:: Written exercise ::
What follows is a listing; give it again exactly, in its entirety.

— START Data supplied —

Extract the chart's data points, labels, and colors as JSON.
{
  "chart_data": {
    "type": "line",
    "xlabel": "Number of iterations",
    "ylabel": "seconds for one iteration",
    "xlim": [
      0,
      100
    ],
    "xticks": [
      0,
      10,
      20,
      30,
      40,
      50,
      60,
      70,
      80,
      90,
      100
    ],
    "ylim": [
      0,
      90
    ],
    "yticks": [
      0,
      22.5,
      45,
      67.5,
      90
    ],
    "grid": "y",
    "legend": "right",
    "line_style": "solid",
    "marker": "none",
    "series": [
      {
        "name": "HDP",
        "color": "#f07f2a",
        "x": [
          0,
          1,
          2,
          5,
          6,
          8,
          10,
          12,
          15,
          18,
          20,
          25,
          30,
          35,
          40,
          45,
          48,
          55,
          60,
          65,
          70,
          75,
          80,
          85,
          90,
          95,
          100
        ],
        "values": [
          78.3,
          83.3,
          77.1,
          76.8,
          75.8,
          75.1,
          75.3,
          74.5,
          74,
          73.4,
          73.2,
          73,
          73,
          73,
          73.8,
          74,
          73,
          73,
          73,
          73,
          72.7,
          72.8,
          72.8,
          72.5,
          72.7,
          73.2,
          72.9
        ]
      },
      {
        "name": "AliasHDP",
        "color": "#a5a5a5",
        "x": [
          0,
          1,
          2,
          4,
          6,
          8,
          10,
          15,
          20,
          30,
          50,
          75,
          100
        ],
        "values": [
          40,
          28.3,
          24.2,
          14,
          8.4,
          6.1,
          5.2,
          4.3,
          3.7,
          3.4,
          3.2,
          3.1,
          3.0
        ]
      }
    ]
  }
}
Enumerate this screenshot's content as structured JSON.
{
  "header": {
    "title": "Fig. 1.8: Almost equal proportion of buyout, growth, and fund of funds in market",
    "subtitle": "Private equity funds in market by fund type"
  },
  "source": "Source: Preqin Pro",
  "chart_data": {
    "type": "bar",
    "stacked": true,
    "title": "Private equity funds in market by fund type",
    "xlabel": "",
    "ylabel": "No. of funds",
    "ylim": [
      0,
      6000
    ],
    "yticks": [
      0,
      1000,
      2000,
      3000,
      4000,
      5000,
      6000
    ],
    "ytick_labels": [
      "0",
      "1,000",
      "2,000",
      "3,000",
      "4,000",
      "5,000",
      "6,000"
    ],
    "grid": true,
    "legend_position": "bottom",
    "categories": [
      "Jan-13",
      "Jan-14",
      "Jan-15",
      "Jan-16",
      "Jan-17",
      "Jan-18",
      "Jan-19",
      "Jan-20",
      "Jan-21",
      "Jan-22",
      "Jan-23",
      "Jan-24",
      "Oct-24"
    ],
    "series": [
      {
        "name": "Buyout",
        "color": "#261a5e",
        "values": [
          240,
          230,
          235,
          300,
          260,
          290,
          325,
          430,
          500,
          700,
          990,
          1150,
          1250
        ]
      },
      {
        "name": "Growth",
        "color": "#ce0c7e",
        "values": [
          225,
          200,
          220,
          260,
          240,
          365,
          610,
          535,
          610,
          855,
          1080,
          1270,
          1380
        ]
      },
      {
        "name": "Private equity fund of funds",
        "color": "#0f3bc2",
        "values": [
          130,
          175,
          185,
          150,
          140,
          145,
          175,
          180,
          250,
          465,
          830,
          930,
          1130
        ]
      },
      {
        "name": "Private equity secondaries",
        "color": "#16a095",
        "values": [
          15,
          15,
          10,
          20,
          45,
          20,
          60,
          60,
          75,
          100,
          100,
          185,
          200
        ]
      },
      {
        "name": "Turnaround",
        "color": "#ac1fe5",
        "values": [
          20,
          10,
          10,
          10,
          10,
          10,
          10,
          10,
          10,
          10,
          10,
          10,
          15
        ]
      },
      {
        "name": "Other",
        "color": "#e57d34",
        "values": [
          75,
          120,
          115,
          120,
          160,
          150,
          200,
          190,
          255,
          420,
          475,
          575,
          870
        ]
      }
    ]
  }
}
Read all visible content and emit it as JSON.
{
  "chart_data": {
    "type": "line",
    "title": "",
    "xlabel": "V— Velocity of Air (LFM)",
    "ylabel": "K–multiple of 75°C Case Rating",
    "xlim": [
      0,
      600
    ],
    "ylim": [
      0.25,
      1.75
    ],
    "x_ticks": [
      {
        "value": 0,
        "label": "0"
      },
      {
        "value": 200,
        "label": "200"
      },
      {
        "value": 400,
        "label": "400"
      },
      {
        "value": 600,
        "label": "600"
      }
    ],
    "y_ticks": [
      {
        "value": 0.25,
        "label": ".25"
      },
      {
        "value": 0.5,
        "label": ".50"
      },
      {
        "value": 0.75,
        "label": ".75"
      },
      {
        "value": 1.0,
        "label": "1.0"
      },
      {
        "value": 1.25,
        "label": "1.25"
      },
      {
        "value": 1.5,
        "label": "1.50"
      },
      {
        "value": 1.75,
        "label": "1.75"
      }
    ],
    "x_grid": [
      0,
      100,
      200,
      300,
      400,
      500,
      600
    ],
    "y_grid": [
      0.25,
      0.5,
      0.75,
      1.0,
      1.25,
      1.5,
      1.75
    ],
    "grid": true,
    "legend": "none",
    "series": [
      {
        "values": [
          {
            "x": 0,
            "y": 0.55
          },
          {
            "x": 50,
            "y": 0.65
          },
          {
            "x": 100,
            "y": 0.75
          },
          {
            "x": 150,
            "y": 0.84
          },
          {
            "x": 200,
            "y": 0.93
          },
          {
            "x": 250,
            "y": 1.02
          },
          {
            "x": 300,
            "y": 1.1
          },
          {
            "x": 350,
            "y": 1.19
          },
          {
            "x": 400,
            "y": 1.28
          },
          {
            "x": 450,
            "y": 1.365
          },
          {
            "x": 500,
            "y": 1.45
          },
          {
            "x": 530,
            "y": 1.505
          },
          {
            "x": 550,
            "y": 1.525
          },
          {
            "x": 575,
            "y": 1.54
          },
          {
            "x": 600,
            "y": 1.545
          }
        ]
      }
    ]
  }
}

— END Data supplied —

:: Response for this exercise ::
Extract the chart's data points, labels, and colors as JSON.
{
  "chart_data": {
    "type": "line",
    "xlabel": "Number of iterations",
    "ylabel": "seconds for one iteration",
    "xlim": [
      0,
      100
    ],
    "xticks": [
      0,
      10,
      20,
      30,
      40,
      50,
      60,
      70,
      80,
      90,
      100
    ],
    "ylim": [
      0,
      90
    ],
    "yticks": [
      0,
      22.5,
      45,
      67.5,
      90
    ],
    "grid": "y",
    "legend": "right",
    "line_style": "solid",
    "marker": "none",
    "series": [
      {
        "name": "HDP",
        "color": "#f07f2a",
        "x": [
          0,
          1,
          2,
          5,
          6,
          8,
          10,
          12,
          15,
          18,
          20,
          25,
          30,
          35,
          40,
          45,
          48,
          55,
          60,
          65,
          70,
          75,
          80,
          85,
          90,
          95,
          100
        ],
        "values": [
          78.3,
          83.3,
          77.1,
          76.8,
          75.8,
          75.1,
          75.3,
          74.5,
          74,
          73.4,
          73.2,
          73,
          73,
          73,
          73.8,
          74,
          73,
          73,
          73,
          73,
          72.7,
          72.8,
          72.8,
          72.5,
          72.7,
          73.2,
          72.9
        ]
      },
      {
        "name": "AliasHDP",
        "color": "#a5a5a5",
        "x": [
          0,
          1,
          2,
          4,
          6,
          8,
          10,
          15,
          20,
          30,
          50,
          75,
          100
        ],
        "values": [
          40,
          28.3,
          24.2,
          14,
          8.4,
          6.1,
          5.2,
          4.3,
          3.7,
          3.4,
          3.2,
          3.1,
          3.0
        ]
      }
    ]
  }
}
Enumerate this screenshot's content as structured JSON.
{
  "header": {
    "title": "Fig. 1.8: Almost equal proportion of buyout, growth, and fund of funds in market",
    "subtitle": "Private equity funds in market by fund type"
  },
  "source": "Source: Preqin Pro",
  "chart_data": {
    "type": "bar",
    "stacked": true,
    "title": "Private equity funds in market by fund type",
    "xlabel": "",
    "ylabel": "No. of funds",
    "ylim": [
      0,
      6000
    ],
    "yticks": [
      0,
      1000,
      2000,
      3000,
      4000,
      5000,
      6000
    ],
    "ytick_labels": [
      "0",
      "1,000",
      "2,000",
      "3,000",
      "4,000",
      "5,000",
      "6,000"
    ],
    "grid": true,
    "legend_position": "bottom",
    "categories": [
      "Jan-13",
      "Jan-14",
      "Jan-15",
      "Jan-16",
      "Jan-17",
      "Jan-18",
      "Jan-19",
      "Jan-20",
      "Jan-21",
      "Jan-22",
      "Jan-23",
      "Jan-24",
      "Oct-24"
    ],
    "series": [
      {
        "name": "Buyout",
        "color": "#261a5e",
        "values": [
          240,
          230,
          235,
          300,
          260,
          290,
          325,
          430,
          500,
          700,
          990,
          1150,
          1250
        ]
      },
      {
        "name": "Growth",
        "color": "#ce0c7e",
        "values": [
          225,
          200,
          220,
          260,
          240,
          365,
          610,
          535,
          610,
          855,
          1080,
          1270,
          1380
        ]
      },
      {
        "name": "Private equity fund of funds",
        "color": "#0f3bc2",
        "values": [
          130,
          175,
          185,
          150,
          140,
          145,
          175,
          180,
          250,
          465,
          830,
          930,
          1130
        ]
      },
      {
        "name": "Private equity secondaries",
        "color": "#16a095",
        "values": [
          15,
          15,
          10,
          20,
          45,
          20,
          60,
          60,
          75,
          100,
          100,
          185,
          200
        ]
      },
      {
        "name": "Turnaround",
        "color": "#ac1fe5",
        "values": [
          20,
          10,
          10,
          10,
          10,
          10,
          10,
          10,
          10,
          10,
          10,
          10,
          15
        ]
      },
      {
        "name": "Other",
        "color": "#e57d34",
        "values": [
          75,
          120,
          115,
          120,
          160,
          150,
          200,
          190,
          255,
          420,
          475,
          575,
          870
        ]
      }
    ]
  }
}
Read all visible content and emit it as JSON.
{
  "chart_data": {
    "type": "line",
    "title": "",
    "xlabel": "V— Velocity of Air (LFM)",
    "ylabel": "K–multiple of 75°C Case Rating",
    "xlim": [
      0,
      600
    ],
    "ylim": [
      0.25,
      1.75
    ],
    "x_ticks": [
      {
        "value": 0,
        "label": "0"
      },
      {
        "value": 200,
        "label": "200"
      },
      {
        "value": 400,
        "label": "400"
      },
      {
        "value": 600,
        "label": "600"
      }
    ],
    "y_ticks": [
      {
        "value": 0.25,
        "label": ".25"
      },
      {
        "value": 0.5,
        "label": ".50"
      },
      {
        "value": 0.75,
        "label": ".75"
      },
      {
        "value": 1.0,
        "label": "1.0"
      },
      {
        "value": 1.25,
        "label": "1.25"
      },
      {
        "value": 1.5,
        "label": "1.50"
      },
      {
        "value": 1.75,
        "label": "1.75"
      }
    ],
    "x_grid": [
      0,
      100,
      200,
      300,
      400,
      500,
      600
    ],
    "y_grid": [
      0.25,
      0.5,
      0.75,
      1.0,
      1.25,
      1.5,
      1.75
    ],
    "grid": true,
    "legend": "none",
    "series": [
      {
        "values": [
          {
            "x": 0,
            "y": 0.55
          },
          {
            "x": 50,
            "y": 0.65
          },
          {
            "x": 100,
            "y": 0.75
          },
          {
            "x": 150,
            "y": 0.84
          },
          {
            "x": 200,
            "y": 0.93
          },
          {
            "x": 250,
            "y": 1.02
          },
          {
            "x": 300,
            "y": 1.1
          },
          {
            "x": 350,
            "y": 1.19
          },
          {
            "x": 400,
            "y": 1.28
          },
          {
            "x": 450,
            "y": 1.365
          },
          {
            "x": 500,
            "y": 1.45
          },
          {
            "x": 530,
            "y": 1.505
          },
          {
            "x": 550,
            "y": 1.525
          },
          {
            "x": 575,
            "y": 1.54
          },
          {
            "x": 600,
            "y": 1.545
          }
        ]
      }
    ]
  }
}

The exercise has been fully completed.